* Extracted records

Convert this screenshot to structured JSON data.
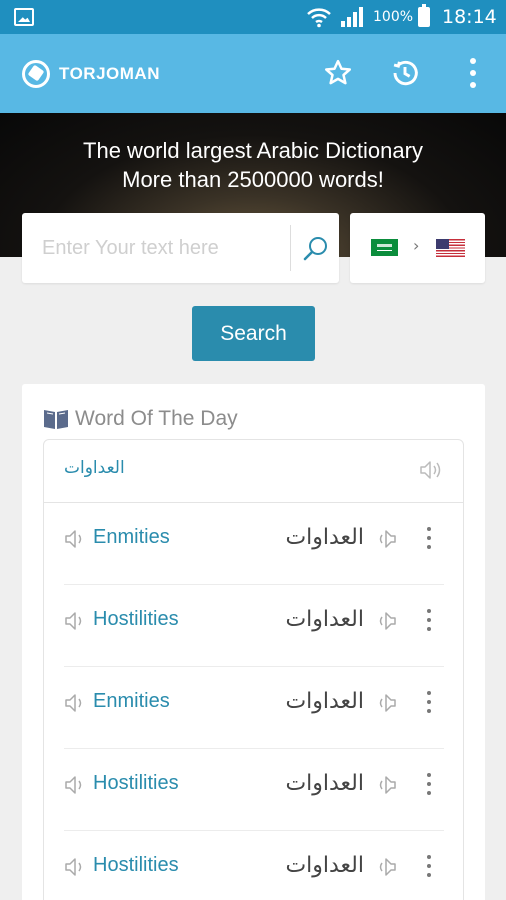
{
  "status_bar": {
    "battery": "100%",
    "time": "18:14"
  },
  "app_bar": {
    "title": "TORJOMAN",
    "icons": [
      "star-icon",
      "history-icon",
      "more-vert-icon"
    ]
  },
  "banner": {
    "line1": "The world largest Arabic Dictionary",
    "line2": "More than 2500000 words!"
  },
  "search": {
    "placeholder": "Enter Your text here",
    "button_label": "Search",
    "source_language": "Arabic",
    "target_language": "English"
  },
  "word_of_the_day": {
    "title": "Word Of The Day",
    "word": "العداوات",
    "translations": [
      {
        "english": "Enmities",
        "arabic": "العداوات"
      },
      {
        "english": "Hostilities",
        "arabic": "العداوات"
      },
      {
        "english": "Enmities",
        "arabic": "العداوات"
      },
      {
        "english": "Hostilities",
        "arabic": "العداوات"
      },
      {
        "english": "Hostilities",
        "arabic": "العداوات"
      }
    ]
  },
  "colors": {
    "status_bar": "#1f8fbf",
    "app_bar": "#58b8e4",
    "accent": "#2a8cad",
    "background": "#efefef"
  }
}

---

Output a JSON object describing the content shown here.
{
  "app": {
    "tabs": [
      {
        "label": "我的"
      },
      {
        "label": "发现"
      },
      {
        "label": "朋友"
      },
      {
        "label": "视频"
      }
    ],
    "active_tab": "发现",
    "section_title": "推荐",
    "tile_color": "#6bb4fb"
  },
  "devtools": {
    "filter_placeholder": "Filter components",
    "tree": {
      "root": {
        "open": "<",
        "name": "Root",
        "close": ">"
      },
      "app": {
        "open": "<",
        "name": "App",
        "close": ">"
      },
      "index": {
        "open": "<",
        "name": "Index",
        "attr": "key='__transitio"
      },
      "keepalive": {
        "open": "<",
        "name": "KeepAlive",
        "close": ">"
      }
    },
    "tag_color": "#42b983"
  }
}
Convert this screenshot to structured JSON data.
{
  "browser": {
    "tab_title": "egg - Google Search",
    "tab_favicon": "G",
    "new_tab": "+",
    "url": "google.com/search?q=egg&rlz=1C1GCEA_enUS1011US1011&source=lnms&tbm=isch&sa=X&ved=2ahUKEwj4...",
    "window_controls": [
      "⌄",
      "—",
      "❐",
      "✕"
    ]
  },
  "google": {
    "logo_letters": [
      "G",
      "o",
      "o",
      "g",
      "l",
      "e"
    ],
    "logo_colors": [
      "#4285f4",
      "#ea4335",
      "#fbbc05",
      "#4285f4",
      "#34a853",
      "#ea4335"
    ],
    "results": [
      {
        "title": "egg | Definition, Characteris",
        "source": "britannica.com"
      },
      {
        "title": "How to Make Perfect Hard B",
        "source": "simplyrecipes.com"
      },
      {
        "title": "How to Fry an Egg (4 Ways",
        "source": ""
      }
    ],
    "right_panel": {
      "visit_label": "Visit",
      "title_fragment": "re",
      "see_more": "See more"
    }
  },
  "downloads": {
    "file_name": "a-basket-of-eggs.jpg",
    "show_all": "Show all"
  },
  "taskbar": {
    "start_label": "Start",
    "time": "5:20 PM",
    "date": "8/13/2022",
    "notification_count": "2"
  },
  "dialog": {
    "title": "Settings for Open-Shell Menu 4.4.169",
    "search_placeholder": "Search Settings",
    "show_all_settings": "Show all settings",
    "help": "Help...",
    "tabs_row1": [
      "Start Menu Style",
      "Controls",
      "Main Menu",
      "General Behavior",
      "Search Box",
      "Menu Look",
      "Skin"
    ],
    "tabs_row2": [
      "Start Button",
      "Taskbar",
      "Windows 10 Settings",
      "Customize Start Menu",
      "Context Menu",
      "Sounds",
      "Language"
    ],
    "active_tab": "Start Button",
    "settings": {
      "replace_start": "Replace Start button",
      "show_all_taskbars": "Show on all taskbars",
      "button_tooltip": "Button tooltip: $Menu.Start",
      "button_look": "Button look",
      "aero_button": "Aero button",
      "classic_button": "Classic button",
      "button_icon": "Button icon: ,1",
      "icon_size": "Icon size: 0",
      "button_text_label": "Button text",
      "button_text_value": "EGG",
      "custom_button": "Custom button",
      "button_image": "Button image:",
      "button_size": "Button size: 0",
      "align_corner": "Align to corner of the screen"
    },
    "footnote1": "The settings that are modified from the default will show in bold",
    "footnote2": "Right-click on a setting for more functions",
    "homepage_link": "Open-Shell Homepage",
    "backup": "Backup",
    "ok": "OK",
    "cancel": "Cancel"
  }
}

--

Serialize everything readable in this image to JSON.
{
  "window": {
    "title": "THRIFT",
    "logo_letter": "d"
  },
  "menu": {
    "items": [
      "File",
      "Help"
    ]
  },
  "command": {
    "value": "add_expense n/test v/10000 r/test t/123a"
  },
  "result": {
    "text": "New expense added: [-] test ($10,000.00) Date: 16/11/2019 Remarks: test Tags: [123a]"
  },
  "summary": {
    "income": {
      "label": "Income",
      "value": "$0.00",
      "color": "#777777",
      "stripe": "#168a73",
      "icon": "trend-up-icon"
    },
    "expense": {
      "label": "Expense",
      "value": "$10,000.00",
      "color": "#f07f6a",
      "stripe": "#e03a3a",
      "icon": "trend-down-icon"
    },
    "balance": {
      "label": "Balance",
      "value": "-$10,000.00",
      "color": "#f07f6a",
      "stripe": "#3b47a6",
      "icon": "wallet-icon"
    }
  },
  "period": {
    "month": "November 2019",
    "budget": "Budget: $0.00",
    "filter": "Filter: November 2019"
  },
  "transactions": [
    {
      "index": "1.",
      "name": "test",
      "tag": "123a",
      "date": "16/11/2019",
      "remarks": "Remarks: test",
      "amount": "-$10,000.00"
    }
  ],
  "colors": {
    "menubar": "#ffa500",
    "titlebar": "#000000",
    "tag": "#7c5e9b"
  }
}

* GIVEN EXERCISE
Scan the records for the string "test". Copy each line in which it appears.

* WRITTEN ANSWER
    "value": "add_expense n/test v/10000 r/test t/123a"
    "text": "New expense added: [-] test ($10,000.00) Date: 16/11/2019 Remarks: test Tags: [123a]"
      "name": "test",
      "remarks": "Remarks: test",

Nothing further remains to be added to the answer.